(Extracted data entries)
◇ ◇ ◇ ◇

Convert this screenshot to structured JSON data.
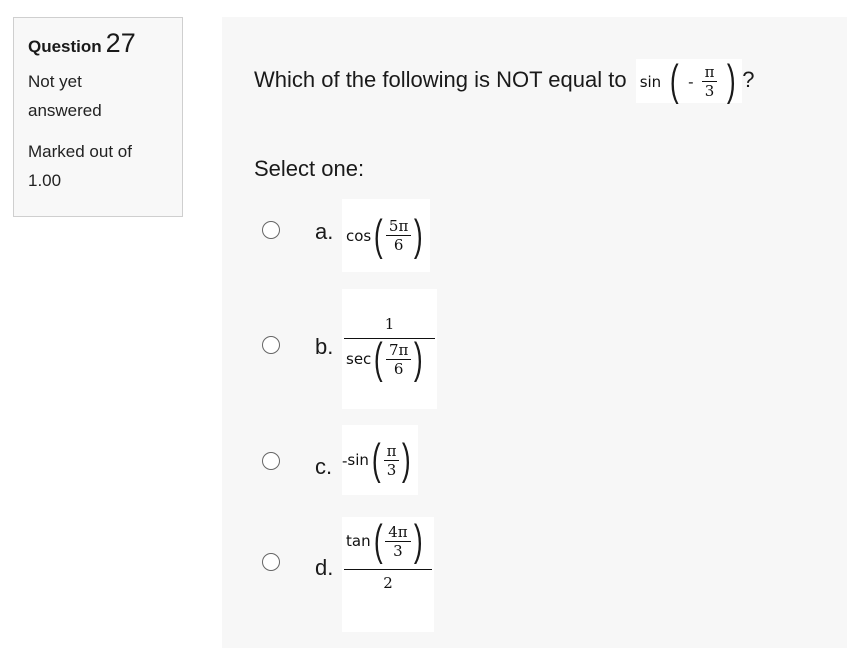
{
  "info": {
    "question_label": "Question",
    "question_number": "27",
    "state": "Not yet answered",
    "grade": "Marked out of 1.00"
  },
  "question": {
    "text": "Which of the following is NOT equal to",
    "expr": {
      "func": "sin",
      "sign": "-",
      "num": "π",
      "den": "3"
    },
    "end": "?"
  },
  "prompt": "Select one:",
  "options": [
    {
      "letter": "a.",
      "func": "cos",
      "num": "5π",
      "den": "6"
    },
    {
      "letter": "b.",
      "top": "1",
      "func": "sec",
      "num": "7π",
      "den": "6"
    },
    {
      "letter": "c.",
      "prefix": "-",
      "func": "sin",
      "num": "π",
      "den": "3"
    },
    {
      "letter": "d.",
      "func": "tan",
      "num": "4π",
      "den": "3",
      "bottom": "2"
    }
  ]
}
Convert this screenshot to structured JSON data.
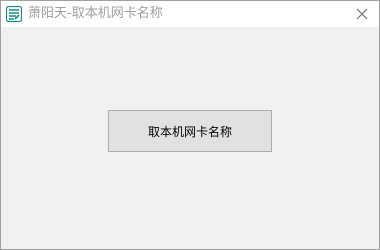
{
  "window": {
    "title": "萧阳天-取本机网卡名称",
    "icon": "app-logo-icon",
    "close_icon": "close-icon"
  },
  "main": {
    "button_label": "取本机网卡名称"
  },
  "colors": {
    "title_text": "#a0a0a0",
    "icon_teal": "#1a8a86",
    "client_bg": "#f0f0f0",
    "button_bg": "#e1e1e1",
    "button_border": "#adadad"
  }
}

◇ ◇ ◇ ◇

### EXERCISE INSTRUCTIONS:
Omit the pictures, then output the rest of the listing exactly.

### EXERCISE RESULT:
Convert this screenshot to structured JSON data.
{
  "info": {
    "question_label": "Question",
    "question_number": "27",
    "state": "Not yet answered",
    "grade": "Marked out of 1.00"
  },
  "question": {
    "text": "Which of the following is NOT equal to",
    "expr": {
      "func": "sin",
      "sign": "-",
      "num": "π",
      "den": "3"
    },
    "end": "?"
  },
  "prompt": "Select one:",
  "options": [
    {
      "letter": "a.",
      "func": "cos",
      "num": "5π",
      "den": "6"
    },
    {
      "letter": "b.",
      "top": "1",
      "func": "sec",
      "num": "7π",
      "den": "6"
    },
    {
      "letter": "c.",
      "prefix": "-",
      "func": "sin",
      "num": "π",
      "den": "3"
    },
    {
      "letter": "d.",
      "func": "tan",
      "num": "4π",
      "den": "3",
      "bottom": "2"
    }
  ]
}
Convert this screenshot to structured JSON data.
{
  "window": {
    "title": "萧阳天-取本机网卡名称",
    "icon": "app-logo-icon",
    "close_icon": "close-icon"
  },
  "main": {
    "button_label": "取本机网卡名称"
  },
  "colors": {
    "title_text": "#a0a0a0",
    "icon_teal": "#1a8a86",
    "client_bg": "#f0f0f0",
    "button_bg": "#e1e1e1",
    "button_border": "#adadad"
  }
}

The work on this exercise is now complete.